What the task asks: Find each line in the following listing that has the string "Adventure", then state the count and nothing else.

Provided material:
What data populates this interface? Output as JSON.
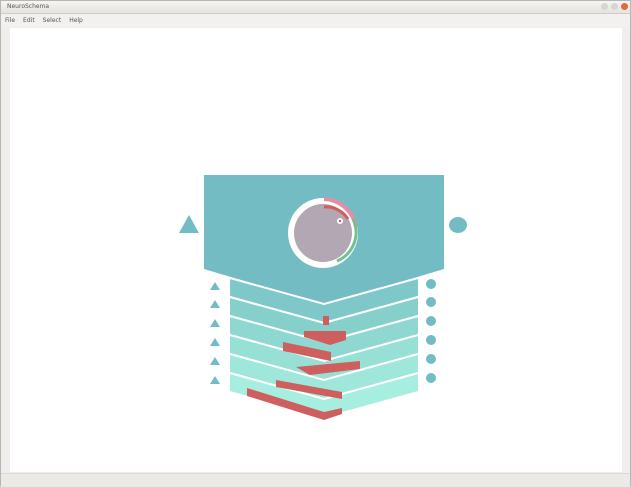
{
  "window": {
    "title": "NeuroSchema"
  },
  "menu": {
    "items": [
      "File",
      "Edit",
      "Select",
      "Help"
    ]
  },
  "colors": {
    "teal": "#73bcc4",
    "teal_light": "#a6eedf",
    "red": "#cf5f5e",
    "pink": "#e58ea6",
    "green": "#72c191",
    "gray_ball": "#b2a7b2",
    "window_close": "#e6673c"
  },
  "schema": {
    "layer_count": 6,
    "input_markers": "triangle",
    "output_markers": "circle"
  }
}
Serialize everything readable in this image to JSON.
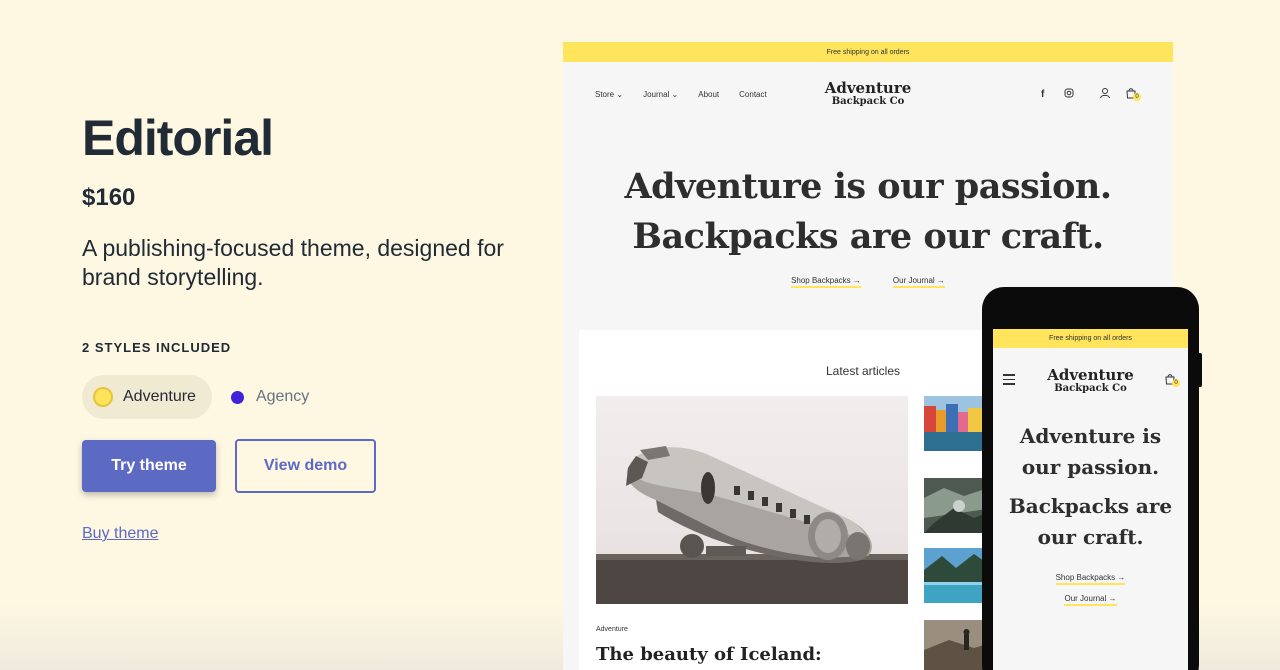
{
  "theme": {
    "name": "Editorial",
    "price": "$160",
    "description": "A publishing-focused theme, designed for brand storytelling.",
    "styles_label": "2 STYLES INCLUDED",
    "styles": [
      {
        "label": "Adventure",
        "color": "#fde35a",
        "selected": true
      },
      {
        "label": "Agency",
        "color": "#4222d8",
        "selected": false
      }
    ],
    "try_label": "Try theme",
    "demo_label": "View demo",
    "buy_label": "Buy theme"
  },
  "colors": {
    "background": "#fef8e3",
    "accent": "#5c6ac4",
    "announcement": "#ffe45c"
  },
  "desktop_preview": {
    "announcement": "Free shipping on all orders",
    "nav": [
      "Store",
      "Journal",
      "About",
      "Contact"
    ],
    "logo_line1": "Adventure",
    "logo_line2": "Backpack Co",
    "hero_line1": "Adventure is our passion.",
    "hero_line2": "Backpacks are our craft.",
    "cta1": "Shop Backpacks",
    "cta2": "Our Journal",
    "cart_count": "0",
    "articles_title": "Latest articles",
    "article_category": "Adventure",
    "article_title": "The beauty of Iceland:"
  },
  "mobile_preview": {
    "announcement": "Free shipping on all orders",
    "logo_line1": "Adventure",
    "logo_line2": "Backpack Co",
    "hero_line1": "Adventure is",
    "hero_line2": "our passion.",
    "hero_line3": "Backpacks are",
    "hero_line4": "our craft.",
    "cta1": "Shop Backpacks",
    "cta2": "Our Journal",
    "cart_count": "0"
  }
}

==

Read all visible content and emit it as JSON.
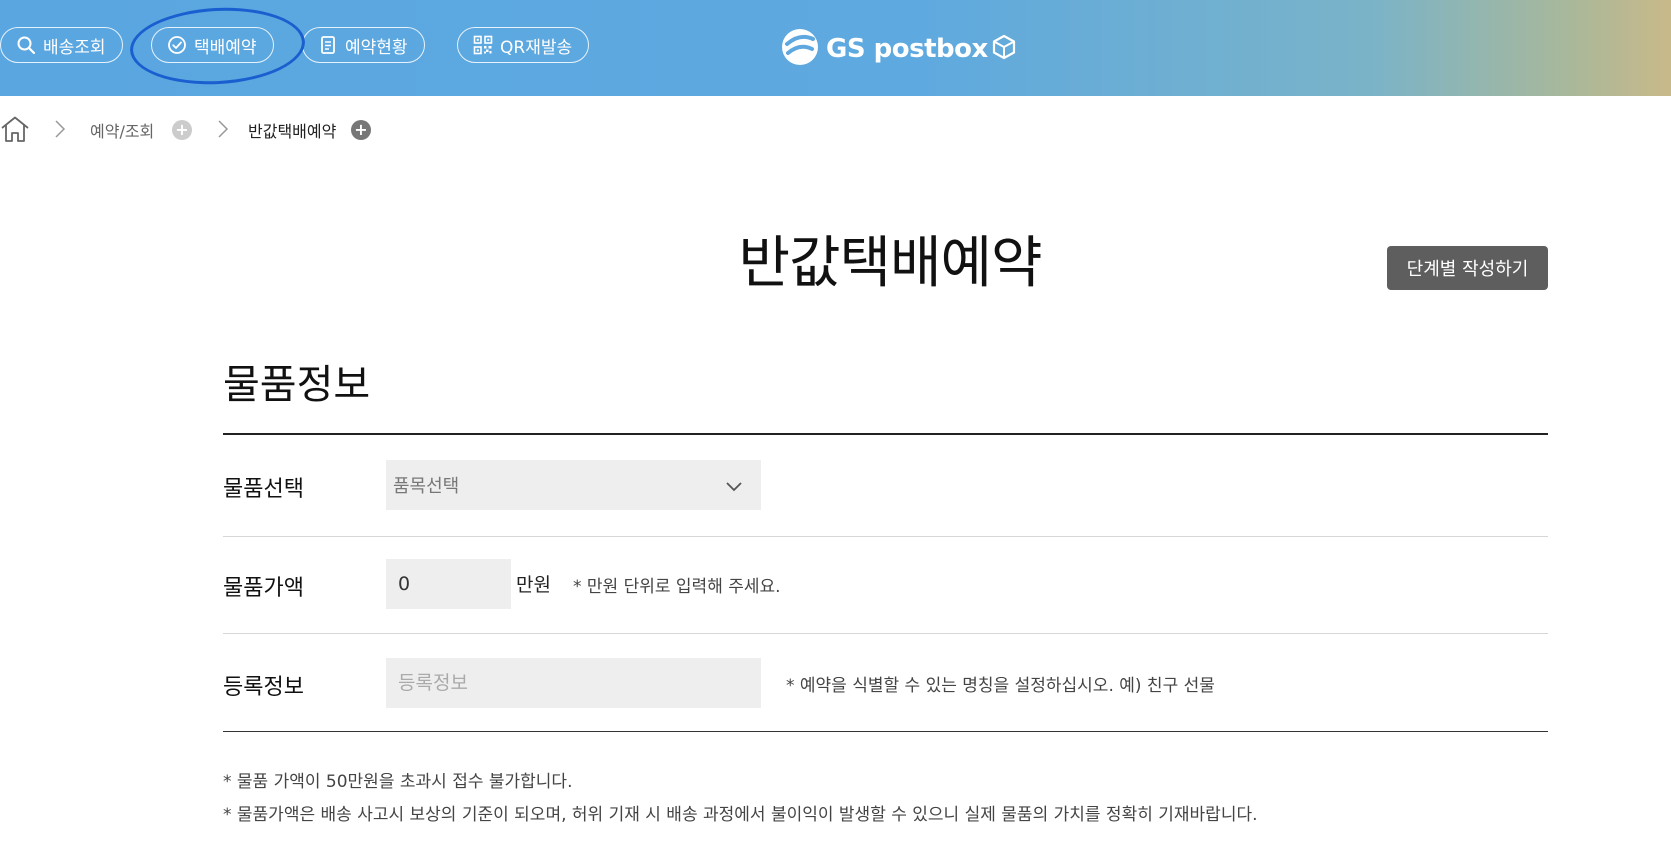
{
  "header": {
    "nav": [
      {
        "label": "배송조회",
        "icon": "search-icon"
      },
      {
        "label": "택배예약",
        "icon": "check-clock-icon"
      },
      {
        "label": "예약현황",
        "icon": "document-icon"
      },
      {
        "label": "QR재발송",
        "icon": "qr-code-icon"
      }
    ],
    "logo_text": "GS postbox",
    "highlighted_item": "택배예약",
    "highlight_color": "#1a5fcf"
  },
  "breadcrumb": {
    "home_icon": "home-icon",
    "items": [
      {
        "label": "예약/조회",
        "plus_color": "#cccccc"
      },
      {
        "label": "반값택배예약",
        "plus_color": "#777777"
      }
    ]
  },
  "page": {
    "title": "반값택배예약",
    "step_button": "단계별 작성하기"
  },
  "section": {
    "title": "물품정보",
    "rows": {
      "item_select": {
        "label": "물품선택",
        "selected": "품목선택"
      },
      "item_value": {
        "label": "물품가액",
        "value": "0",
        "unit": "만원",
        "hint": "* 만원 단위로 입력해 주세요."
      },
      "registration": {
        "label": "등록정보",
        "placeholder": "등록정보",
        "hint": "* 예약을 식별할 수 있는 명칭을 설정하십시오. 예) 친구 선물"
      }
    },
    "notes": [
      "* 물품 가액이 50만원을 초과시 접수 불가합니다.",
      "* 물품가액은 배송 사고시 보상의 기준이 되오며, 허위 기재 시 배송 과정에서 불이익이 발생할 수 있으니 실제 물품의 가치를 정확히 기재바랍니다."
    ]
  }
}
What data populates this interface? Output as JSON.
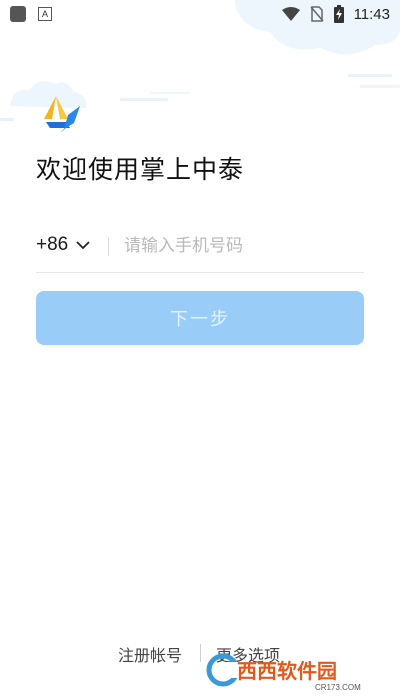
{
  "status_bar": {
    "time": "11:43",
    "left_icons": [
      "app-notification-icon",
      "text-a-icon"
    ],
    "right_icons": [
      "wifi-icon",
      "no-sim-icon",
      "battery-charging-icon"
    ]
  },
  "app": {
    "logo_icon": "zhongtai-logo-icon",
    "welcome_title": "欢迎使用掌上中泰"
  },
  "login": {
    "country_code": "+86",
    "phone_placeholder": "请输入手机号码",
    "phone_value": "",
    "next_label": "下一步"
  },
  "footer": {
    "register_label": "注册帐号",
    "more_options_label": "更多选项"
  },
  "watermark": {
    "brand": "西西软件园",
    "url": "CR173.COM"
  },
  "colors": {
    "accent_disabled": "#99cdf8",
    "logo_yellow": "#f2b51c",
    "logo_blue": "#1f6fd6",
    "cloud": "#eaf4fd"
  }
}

Answer in full: 6